Determine how many lines of the entries contain "value". Reply with that number alone.

[Records that describe figures]
○ ○ ○ ○ ○
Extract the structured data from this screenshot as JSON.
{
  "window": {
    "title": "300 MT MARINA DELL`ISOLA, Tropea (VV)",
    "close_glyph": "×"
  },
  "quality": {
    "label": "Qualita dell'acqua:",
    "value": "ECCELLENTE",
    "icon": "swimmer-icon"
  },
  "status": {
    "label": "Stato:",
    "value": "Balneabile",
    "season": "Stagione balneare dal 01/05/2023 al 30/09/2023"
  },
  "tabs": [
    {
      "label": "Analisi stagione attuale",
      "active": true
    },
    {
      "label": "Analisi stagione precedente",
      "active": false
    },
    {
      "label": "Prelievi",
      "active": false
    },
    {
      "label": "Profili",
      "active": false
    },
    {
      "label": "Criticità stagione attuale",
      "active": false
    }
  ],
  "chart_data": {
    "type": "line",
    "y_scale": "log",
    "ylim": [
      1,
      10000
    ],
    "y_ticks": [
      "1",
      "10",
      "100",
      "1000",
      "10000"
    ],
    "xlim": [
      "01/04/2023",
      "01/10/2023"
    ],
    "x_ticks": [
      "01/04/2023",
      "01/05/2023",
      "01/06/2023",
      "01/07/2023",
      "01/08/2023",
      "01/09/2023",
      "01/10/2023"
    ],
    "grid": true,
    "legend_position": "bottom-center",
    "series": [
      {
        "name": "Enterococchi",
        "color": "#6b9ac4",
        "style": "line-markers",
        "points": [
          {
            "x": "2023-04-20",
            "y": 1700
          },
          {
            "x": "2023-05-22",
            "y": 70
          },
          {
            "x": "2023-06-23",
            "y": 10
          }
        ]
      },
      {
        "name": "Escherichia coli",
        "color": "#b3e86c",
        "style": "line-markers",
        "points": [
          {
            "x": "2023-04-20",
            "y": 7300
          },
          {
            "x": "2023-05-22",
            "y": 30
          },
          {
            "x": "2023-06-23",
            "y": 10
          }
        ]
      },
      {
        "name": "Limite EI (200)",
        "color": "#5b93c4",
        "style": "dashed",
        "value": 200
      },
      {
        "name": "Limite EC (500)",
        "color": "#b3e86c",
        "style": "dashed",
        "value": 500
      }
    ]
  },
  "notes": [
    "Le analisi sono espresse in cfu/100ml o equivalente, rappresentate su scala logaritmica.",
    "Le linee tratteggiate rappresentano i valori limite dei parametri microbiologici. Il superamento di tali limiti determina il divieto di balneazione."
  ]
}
○ ○ ○ ○ ○
**Worked solution**
4